# The problem:
Each entry below is to be given again word for word, with no pictures.

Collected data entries
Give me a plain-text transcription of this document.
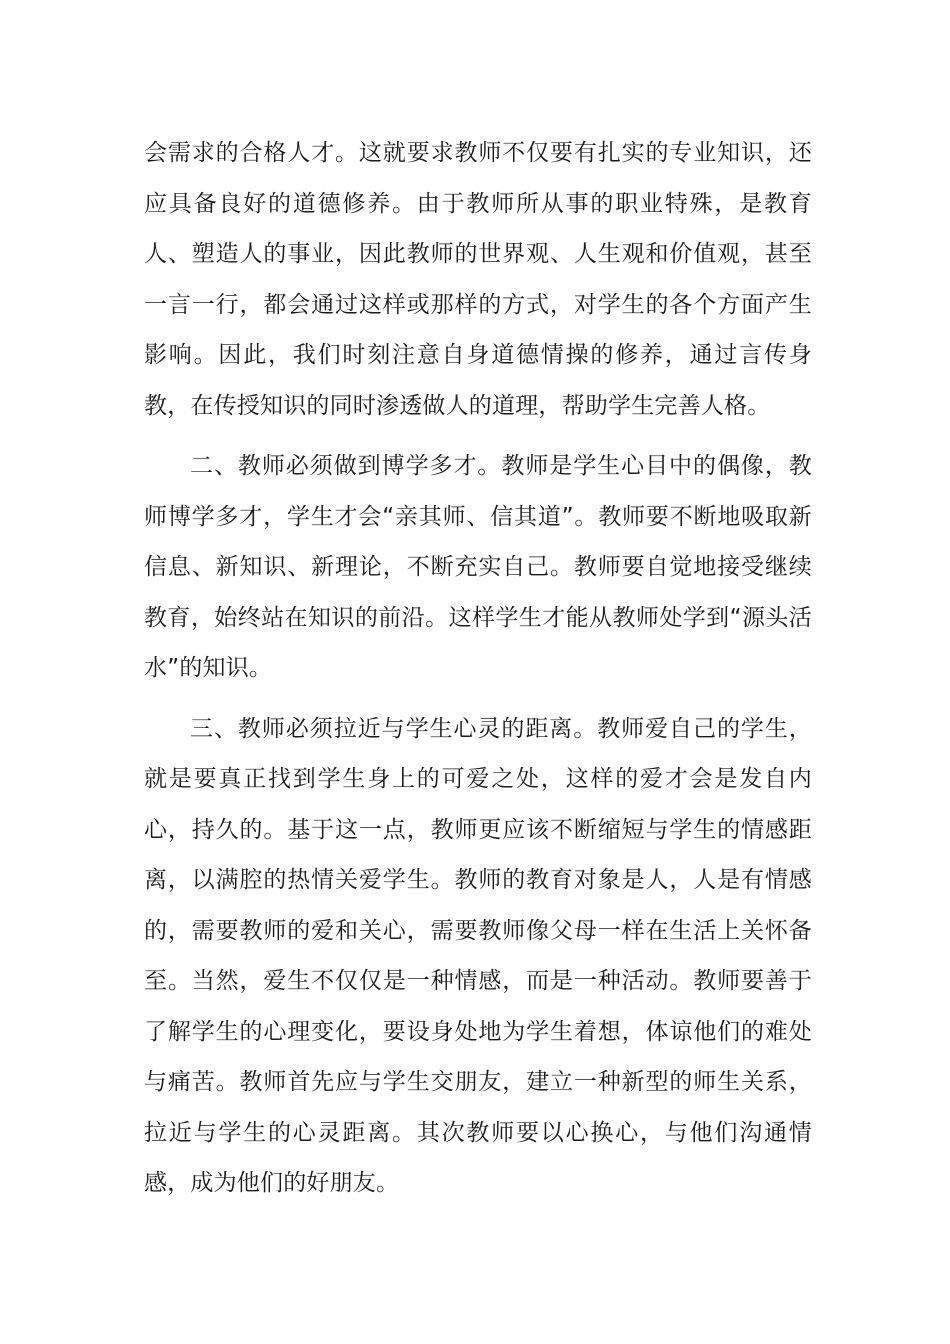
会需求的合格人才。这就要求教师不仅要有扎实的专业知识，还应具备良好的道德修养。由于教师所从事的职业特殊，是教育人、塑造人的事业，因此教师的世界观、人生观和价值观，甚至一言一行，都会通过这样或那样的方式，对学生的各个方面产生影响。因此，我们时刻注意自身道德情操的修养，通过言传身教，在传授知识的同时渗透做人的道理，帮助学生完善人格。

二、教师必须做到博学多才。教师是学生心目中的偶像，教师博学多才，学生才会“亲其师、信其道”。教师要不断地吸取新信息、新知识、新理论，不断充实自己。教师要自觉地接受继续教育，始终站在知识的前沿。这样学生才能从教师处学到“源头活水”的知识。

三、教师必须拉近与学生心灵的距离。教师爱自己的学生，就是要真正找到学生身上的可爱之处，这样的爱才会是发自内心，持久的。基于这一点，教师更应该不断缩短与学生的情感距离，以满腔的热情关爱学生。教师的教育对象是人，人是有情感的，需要教师的爱和关心，需要教师像父母一样在生活上关怀备至。当然，爱生不仅仅是一种情感，而是一种活动。教师要善于了解学生的心理变化，要设身处地为学生着想，体谅他们的难处与痛苦。教师首先应与学生交朋友，建立一种新型的师生关系，拉近与学生的心灵距离。其次教师要以心换心，与他们沟通情感，成为他们的好朋友。
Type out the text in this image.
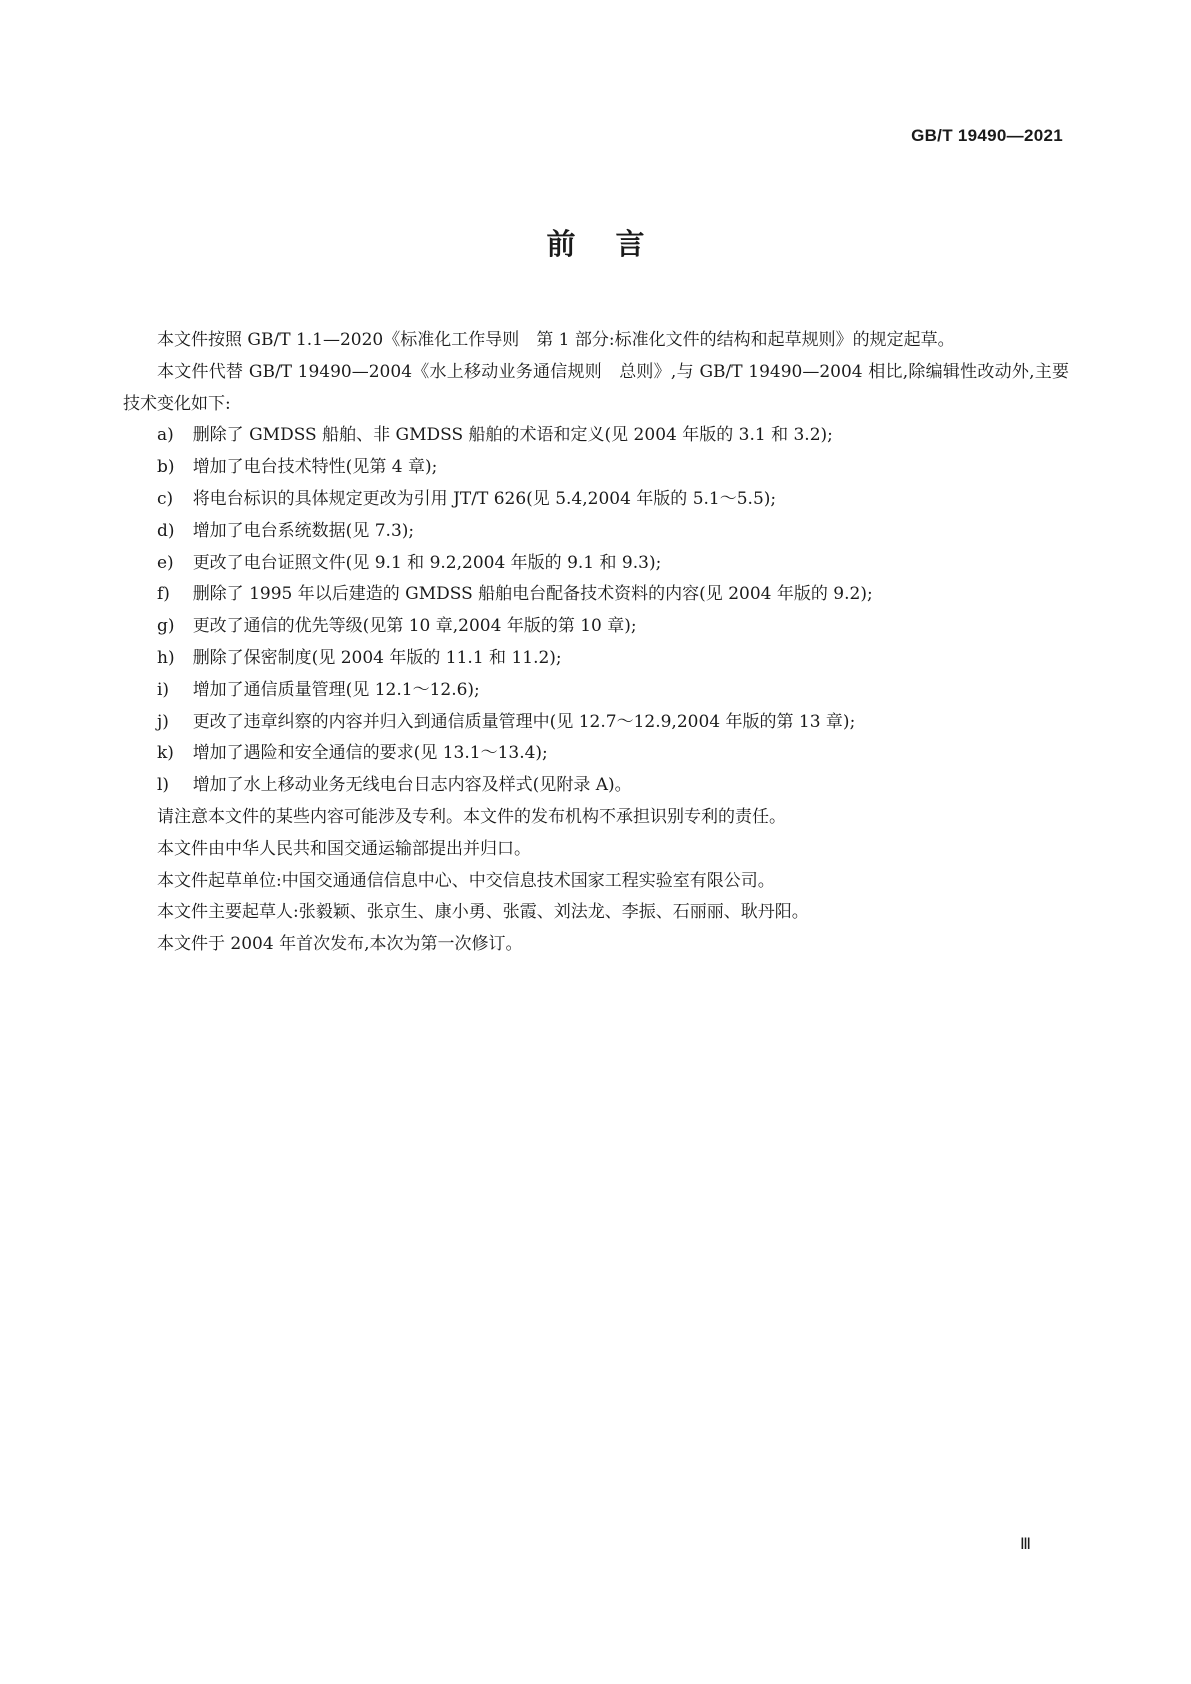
GB/T 19490—2021
前言

本文件按照 GB/T 1.1—2020《标准化工作导则　第 1 部分:标准化文件的结构和起草规则》的规定起草。

本文件代替 GB/T 19490—2004《水上移动业务通信规则　总则》,与 GB/T 19490—2004 相比,除编辑性改动外,主要技术变化如下:

a) 删除了 GMDSS 船舶、非 GMDSS 船舶的术语和定义(见 2004 年版的 3.1 和 3.2);
b) 增加了电台技术特性(见第 4 章);
c) 将电台标识的具体规定更改为引用 JT/T 626(见 5.4,2004 年版的 5.1～5.5);
d) 增加了电台系统数据(见 7.3);
e) 更改了电台证照文件(见 9.1 和 9.2,2004 年版的 9.1 和 9.3);
f) 删除了 1995 年以后建造的 GMDSS 船舶电台配备技术资料的内容(见 2004 年版的 9.2);
g) 更改了通信的优先等级(见第 10 章,2004 年版的第 10 章);
h) 删除了保密制度(见 2004 年版的 11.1 和 11.2);
i) 增加了通信质量管理(见 12.1～12.6);
j) 更改了违章纠察的内容并归入到通信质量管理中(见 12.7～12.9,2004 年版的第 13 章);
k) 增加了遇险和安全通信的要求(见 13.1～13.4);
l) 增加了水上移动业务无线电台日志内容及样式(见附录 A)。

请注意本文件的某些内容可能涉及专利。本文件的发布机构不承担识别专利的责任。

本文件由中华人民共和国交通运输部提出并归口。

本文件起草单位:中国交通通信信息中心、中交信息技术国家工程实验室有限公司。

本文件主要起草人:张毅颖、张京生、康小勇、张霞、刘法龙、李振、石丽丽、耿丹阳。

本文件于 2004 年首次发布,本次为第一次修订。

Ⅲ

# Response to the task:
Give me a plain-text transcription of this document.
会需求的合格人才。这就要求教师不仅要有扎实的专业知识，还应具备良好的道德修养。由于教师所从事的职业特殊，是教育人、塑造人的事业，因此教师的世界观、人生观和价值观，甚至一言一行，都会通过这样或那样的方式，对学生的各个方面产生影响。因此，我们时刻注意自身道德情操的修养，通过言传身教，在传授知识的同时渗透做人的道理，帮助学生完善人格。

二、教师必须做到博学多才。教师是学生心目中的偶像，教师博学多才，学生才会“亲其师、信其道”。教师要不断地吸取新信息、新知识、新理论，不断充实自己。教师要自觉地接受继续教育，始终站在知识的前沿。这样学生才能从教师处学到“源头活水”的知识。

三、教师必须拉近与学生心灵的距离。教师爱自己的学生，就是要真正找到学生身上的可爱之处，这样的爱才会是发自内心，持久的。基于这一点，教师更应该不断缩短与学生的情感距离，以满腔的热情关爱学生。教师的教育对象是人，人是有情感的，需要教师的爱和关心，需要教师像父母一样在生活上关怀备至。当然，爱生不仅仅是一种情感，而是一种活动。教师要善于了解学生的心理变化，要设身处地为学生着想，体谅他们的难处与痛苦。教师首先应与学生交朋友，建立一种新型的师生关系，拉近与学生的心灵距离。其次教师要以心换心，与他们沟通情感，成为他们的好朋友。
Type out the text in this image.
GB/T 19490—2021
前言

本文件按照 GB/T 1.1—2020《标准化工作导则　第 1 部分:标准化文件的结构和起草规则》的规定起草。

本文件代替 GB/T 19490—2004《水上移动业务通信规则　总则》,与 GB/T 19490—2004 相比,除编辑性改动外,主要技术变化如下:

a) 删除了 GMDSS 船舶、非 GMDSS 船舶的术语和定义(见 2004 年版的 3.1 和 3.2);
b) 增加了电台技术特性(见第 4 章);
c) 将电台标识的具体规定更改为引用 JT/T 626(见 5.4,2004 年版的 5.1～5.5);
d) 增加了电台系统数据(见 7.3);
e) 更改了电台证照文件(见 9.1 和 9.2,2004 年版的 9.1 和 9.3);
f) 删除了 1995 年以后建造的 GMDSS 船舶电台配备技术资料的内容(见 2004 年版的 9.2);
g) 更改了通信的优先等级(见第 10 章,2004 年版的第 10 章);
h) 删除了保密制度(见 2004 年版的 11.1 和 11.2);
i) 增加了通信质量管理(见 12.1～12.6);
j) 更改了违章纠察的内容并归入到通信质量管理中(见 12.7～12.9,2004 年版的第 13 章);
k) 增加了遇险和安全通信的要求(见 13.1～13.4);
l) 增加了水上移动业务无线电台日志内容及样式(见附录 A)。

请注意本文件的某些内容可能涉及专利。本文件的发布机构不承担识别专利的责任。

本文件由中华人民共和国交通运输部提出并归口。

本文件起草单位:中国交通通信信息中心、中交信息技术国家工程实验室有限公司。

本文件主要起草人:张毅颖、张京生、康小勇、张霞、刘法龙、李振、石丽丽、耿丹阳。

本文件于 2004 年首次发布,本次为第一次修订。

Ⅲ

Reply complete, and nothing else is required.